* [EXERCISE TASK]
Tally up the lines where the string "values" appears; reply with the number only.

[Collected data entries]
━━━━━━━━━━━━━━━━
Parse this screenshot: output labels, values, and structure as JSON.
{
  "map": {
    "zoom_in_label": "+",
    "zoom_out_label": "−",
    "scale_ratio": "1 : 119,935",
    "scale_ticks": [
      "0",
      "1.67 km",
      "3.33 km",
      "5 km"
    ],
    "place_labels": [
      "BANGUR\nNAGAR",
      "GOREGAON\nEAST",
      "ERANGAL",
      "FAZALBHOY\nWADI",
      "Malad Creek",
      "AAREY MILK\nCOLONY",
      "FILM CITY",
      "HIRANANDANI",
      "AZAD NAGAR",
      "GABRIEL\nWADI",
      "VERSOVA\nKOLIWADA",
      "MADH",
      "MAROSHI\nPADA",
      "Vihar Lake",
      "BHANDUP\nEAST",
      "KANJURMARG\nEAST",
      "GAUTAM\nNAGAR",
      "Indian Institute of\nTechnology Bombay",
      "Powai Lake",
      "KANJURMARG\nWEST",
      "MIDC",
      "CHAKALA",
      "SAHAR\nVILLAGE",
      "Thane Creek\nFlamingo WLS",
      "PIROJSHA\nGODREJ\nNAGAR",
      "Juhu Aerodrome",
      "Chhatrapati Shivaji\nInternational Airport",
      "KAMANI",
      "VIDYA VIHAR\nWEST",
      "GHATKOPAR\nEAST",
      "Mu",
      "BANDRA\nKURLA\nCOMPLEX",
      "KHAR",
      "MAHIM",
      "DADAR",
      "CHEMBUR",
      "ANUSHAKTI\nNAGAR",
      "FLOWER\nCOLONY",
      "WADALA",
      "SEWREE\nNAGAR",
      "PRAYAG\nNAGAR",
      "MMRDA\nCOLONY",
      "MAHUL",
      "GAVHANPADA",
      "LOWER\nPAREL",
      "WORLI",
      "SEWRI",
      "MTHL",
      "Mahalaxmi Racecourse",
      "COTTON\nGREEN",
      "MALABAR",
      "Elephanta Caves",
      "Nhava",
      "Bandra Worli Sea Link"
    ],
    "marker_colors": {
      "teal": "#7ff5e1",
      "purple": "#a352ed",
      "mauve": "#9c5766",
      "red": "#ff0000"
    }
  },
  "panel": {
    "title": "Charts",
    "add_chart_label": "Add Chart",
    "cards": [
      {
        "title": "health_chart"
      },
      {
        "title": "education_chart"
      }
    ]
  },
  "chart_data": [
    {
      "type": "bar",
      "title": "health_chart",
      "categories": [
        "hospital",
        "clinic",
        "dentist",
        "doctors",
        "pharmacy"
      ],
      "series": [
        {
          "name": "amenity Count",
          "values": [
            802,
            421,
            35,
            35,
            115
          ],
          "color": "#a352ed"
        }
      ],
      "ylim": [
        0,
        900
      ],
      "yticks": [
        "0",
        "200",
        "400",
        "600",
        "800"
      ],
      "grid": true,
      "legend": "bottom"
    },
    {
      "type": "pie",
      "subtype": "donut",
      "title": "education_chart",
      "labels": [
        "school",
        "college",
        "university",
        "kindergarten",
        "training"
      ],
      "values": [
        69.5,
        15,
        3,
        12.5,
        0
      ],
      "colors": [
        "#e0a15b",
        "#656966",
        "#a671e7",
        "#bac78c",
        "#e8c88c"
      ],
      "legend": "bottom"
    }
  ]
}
━━━━━━━━━━━━━━━━
* [TASK RESPONSE]
3